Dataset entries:
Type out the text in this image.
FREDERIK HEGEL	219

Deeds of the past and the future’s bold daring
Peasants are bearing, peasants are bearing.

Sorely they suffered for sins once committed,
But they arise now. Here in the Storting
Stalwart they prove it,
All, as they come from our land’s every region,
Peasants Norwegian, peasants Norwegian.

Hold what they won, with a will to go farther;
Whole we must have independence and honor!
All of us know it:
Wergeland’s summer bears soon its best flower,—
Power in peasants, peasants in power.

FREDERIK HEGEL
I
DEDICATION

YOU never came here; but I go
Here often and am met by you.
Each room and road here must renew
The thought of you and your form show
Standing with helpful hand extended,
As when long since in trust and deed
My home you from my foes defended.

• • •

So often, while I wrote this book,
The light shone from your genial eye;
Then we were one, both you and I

What you have to do: Word for word, write out all of the data above.

Answer:
Type out the text in this image.
FREDERIK HEGEL	219

Deeds of the past and the future’s bold daring
Peasants are bearing, peasants are bearing.

Sorely they suffered for sins once committed,
But they arise now. Here in the Storting
Stalwart they prove it,
All, as they come from our land’s every region,
Peasants Norwegian, peasants Norwegian.

Hold what they won, with a will to go farther;
Whole we must have independence and honor!
All of us know it:
Wergeland’s summer bears soon its best flower,—
Power in peasants, peasants in power.

FREDERIK HEGEL
I
DEDICATION

YOU never came here; but I go
Here often and am met by you.
Each room and road here must renew
The thought of you and your form show
Standing with helpful hand extended,
As when long since in trust and deed
My home you from my foes defended.

• • •

So often, while I wrote this book,
The light shone from your genial eye;
Then we were one, both you and I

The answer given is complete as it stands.